> **Exercise prompt**
Go over the entries below line by line, copying each one that contains the word "this".

> **Provided entries**

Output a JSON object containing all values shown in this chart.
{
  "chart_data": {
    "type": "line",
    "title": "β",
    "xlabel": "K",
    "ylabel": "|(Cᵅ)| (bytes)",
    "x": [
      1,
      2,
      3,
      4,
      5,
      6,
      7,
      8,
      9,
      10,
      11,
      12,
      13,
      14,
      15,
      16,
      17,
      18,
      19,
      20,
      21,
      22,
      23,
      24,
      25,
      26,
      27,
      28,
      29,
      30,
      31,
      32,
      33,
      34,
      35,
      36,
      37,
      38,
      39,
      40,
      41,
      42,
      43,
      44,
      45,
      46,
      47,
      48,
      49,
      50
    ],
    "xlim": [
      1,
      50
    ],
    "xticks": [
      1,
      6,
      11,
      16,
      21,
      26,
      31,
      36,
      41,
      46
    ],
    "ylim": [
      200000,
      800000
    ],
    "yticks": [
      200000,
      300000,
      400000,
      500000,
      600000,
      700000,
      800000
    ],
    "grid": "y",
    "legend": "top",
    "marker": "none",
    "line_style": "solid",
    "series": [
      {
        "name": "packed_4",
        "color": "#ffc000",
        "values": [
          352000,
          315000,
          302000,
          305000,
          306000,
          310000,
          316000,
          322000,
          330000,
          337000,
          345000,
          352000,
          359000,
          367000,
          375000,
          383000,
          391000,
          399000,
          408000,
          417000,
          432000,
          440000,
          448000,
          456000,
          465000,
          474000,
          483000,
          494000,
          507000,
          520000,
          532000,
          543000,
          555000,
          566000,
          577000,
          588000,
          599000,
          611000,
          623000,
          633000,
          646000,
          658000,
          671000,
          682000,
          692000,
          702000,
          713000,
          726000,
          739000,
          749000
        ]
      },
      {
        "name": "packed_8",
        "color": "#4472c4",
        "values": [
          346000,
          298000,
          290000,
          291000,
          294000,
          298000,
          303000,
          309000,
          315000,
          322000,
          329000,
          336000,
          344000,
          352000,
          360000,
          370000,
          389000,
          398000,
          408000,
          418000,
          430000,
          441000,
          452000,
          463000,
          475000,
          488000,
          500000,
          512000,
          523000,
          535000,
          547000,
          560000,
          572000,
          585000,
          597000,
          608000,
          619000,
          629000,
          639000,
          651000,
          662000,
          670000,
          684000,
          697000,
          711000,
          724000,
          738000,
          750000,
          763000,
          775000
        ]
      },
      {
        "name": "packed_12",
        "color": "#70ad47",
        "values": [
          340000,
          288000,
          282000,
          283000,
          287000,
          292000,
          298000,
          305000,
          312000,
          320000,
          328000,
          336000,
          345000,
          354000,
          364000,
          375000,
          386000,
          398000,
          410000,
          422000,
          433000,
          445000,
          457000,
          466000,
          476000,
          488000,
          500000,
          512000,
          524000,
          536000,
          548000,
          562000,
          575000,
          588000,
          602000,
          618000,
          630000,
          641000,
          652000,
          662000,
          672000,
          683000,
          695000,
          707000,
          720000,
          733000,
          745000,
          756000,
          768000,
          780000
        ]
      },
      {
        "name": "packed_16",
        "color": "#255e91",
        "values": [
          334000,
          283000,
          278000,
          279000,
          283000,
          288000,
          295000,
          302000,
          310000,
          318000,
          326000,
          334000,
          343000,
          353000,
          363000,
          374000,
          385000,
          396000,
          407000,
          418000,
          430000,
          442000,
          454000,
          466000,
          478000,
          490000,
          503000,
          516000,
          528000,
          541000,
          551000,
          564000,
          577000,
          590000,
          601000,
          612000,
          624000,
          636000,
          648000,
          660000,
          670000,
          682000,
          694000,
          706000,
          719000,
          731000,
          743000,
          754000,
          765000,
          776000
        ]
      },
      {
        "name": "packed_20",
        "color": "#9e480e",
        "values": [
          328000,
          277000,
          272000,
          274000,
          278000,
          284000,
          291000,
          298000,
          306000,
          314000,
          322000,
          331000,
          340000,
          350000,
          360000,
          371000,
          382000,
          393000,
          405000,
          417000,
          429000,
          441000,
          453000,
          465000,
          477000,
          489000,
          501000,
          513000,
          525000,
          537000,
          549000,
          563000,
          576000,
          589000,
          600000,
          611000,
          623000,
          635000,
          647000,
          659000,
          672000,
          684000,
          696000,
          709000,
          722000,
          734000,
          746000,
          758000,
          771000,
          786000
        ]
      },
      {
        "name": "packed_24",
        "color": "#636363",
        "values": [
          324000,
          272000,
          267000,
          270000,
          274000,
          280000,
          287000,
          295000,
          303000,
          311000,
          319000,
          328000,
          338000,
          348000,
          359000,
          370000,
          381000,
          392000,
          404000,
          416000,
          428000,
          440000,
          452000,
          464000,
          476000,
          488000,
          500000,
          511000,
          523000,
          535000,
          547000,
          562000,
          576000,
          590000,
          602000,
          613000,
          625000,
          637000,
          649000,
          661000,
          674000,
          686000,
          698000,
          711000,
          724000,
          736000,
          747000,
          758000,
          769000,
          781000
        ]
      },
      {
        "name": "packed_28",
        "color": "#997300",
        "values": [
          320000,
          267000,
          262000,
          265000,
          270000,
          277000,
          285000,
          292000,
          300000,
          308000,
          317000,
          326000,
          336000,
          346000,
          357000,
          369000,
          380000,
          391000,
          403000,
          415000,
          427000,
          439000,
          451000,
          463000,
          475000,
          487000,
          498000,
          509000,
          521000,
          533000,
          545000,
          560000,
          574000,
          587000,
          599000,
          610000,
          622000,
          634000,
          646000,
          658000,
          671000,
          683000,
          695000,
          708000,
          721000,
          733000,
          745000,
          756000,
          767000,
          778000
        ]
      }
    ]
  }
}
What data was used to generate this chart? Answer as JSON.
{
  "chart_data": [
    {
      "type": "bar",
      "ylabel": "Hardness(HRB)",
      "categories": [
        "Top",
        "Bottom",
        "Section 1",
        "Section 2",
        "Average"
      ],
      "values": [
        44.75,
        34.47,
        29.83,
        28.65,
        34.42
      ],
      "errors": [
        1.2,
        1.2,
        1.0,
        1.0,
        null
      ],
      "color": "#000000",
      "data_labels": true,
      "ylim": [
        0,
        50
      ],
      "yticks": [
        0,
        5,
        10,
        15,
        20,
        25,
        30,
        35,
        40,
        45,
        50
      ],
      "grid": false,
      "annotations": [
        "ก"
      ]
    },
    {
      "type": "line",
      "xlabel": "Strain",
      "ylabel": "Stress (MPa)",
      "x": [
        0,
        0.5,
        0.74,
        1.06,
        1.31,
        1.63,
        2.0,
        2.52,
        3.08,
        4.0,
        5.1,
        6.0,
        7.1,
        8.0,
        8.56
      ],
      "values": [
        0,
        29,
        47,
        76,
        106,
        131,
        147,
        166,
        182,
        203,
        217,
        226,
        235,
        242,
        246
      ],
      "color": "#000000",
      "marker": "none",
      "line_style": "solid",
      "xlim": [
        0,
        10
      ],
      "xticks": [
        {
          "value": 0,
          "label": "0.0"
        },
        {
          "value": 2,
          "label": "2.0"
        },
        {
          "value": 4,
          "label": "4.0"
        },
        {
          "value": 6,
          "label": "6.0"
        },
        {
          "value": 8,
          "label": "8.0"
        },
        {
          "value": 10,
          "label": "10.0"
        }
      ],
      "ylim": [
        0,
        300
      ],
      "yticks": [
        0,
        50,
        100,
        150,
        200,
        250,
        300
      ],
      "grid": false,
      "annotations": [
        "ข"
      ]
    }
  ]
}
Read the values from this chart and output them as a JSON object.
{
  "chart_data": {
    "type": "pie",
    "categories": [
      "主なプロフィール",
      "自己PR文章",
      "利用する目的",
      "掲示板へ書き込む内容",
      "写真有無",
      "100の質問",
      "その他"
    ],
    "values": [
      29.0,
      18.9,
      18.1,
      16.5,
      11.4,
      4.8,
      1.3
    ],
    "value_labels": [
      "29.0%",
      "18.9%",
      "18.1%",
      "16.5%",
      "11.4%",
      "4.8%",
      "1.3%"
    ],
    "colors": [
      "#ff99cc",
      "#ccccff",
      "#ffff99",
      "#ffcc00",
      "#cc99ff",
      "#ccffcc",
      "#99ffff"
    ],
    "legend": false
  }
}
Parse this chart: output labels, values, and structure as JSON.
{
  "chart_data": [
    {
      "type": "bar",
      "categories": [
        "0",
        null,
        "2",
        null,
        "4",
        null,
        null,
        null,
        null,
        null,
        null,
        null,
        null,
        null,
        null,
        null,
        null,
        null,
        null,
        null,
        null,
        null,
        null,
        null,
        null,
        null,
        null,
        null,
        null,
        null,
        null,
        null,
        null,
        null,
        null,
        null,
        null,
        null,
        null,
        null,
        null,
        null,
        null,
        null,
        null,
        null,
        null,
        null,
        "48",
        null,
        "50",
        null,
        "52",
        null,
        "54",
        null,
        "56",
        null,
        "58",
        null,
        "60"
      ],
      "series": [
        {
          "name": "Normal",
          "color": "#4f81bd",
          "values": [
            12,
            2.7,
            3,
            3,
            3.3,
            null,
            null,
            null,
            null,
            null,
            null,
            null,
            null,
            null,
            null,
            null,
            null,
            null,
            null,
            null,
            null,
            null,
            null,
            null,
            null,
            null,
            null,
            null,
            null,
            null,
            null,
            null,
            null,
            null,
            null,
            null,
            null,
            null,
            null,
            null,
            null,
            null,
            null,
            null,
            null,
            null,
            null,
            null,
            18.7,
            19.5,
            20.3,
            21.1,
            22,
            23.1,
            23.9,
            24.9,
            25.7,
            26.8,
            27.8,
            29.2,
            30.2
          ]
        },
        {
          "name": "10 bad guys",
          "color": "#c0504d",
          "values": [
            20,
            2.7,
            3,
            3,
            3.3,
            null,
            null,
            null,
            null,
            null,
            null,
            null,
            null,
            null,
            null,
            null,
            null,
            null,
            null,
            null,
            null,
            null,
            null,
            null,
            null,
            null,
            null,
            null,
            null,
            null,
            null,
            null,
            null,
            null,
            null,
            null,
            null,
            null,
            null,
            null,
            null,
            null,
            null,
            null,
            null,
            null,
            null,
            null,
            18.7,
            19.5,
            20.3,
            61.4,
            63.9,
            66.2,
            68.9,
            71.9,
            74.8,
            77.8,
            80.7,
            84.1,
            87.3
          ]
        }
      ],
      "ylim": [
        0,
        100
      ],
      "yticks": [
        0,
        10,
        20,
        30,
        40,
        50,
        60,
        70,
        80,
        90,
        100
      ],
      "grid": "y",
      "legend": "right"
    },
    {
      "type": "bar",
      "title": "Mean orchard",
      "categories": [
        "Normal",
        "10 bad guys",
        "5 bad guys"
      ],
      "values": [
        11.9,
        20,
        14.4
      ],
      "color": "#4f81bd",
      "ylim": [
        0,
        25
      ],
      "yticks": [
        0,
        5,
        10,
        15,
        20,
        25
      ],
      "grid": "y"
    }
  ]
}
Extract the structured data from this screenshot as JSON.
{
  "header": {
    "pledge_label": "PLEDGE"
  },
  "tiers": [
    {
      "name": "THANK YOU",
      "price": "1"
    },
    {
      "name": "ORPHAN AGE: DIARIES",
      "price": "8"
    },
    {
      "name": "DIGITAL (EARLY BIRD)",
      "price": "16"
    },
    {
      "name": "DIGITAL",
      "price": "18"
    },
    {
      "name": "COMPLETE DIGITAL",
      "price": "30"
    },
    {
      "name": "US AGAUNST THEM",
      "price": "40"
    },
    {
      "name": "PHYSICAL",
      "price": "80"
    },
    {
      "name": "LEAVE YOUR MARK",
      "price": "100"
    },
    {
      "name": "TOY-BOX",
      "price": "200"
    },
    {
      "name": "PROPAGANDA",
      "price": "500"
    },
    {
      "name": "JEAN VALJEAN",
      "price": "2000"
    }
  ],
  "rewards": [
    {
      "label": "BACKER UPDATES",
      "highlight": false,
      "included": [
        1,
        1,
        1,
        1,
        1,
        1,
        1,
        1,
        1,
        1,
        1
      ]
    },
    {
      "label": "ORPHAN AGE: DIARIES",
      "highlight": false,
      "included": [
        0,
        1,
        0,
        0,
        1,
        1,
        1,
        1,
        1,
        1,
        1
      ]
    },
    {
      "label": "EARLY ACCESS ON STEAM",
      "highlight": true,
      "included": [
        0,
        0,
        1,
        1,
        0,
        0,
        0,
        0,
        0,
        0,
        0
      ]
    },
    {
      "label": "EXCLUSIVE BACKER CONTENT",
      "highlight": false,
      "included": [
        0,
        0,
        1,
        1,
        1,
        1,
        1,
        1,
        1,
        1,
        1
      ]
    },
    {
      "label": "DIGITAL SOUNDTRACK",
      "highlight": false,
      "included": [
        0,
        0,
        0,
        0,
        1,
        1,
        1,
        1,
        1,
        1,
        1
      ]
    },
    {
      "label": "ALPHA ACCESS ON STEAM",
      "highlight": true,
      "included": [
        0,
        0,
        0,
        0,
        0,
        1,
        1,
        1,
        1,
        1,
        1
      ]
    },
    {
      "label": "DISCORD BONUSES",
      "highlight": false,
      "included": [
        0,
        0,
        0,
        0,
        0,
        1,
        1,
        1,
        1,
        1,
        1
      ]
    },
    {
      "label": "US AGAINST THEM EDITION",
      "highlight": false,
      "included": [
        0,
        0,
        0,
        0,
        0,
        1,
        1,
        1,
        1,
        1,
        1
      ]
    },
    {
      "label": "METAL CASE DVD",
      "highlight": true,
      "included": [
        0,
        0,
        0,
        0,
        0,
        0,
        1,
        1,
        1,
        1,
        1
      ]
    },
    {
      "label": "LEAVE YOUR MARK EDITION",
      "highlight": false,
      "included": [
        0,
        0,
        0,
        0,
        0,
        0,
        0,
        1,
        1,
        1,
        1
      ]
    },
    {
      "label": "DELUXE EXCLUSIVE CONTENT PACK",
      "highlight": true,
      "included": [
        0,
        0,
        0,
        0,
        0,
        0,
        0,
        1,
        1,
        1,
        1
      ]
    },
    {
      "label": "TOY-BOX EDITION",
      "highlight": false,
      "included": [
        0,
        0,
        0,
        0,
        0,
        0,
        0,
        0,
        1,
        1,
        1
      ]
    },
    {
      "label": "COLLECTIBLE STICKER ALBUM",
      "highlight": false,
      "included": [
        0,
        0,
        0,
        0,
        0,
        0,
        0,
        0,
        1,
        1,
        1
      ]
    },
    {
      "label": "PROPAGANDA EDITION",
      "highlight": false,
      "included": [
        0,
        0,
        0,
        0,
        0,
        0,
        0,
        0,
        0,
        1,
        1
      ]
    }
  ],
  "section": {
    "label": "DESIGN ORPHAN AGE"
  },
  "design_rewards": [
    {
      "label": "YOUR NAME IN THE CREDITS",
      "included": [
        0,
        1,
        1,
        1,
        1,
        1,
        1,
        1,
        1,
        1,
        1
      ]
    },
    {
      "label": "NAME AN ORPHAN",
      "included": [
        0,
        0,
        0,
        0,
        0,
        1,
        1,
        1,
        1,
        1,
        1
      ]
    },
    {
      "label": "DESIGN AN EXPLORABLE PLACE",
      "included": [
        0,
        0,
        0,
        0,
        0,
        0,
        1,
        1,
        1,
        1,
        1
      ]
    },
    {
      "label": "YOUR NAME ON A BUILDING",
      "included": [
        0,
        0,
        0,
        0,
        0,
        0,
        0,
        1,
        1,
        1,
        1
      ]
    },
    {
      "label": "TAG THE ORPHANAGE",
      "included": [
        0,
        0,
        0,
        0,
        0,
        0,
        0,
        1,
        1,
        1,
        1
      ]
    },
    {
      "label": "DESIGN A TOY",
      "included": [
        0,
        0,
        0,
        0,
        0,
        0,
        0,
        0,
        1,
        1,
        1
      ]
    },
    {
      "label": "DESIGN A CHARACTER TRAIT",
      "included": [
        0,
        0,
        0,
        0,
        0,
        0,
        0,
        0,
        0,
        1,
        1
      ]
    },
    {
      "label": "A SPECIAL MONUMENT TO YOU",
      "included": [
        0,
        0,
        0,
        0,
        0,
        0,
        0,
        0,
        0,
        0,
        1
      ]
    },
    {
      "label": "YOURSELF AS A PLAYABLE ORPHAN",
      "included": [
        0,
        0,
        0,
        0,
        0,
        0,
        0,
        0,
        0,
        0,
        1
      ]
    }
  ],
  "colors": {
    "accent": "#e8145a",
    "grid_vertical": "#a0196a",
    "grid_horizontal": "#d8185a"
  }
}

> **Final answer**
Output a JSON object containing all values shown in this chart.
What data was used to generate this chart? Answer as JSON.
Read the values from this chart and output them as a JSON object.
Parse this chart: output labels, values, and structure as JSON.
Extract the structured data from this screenshot as JSON.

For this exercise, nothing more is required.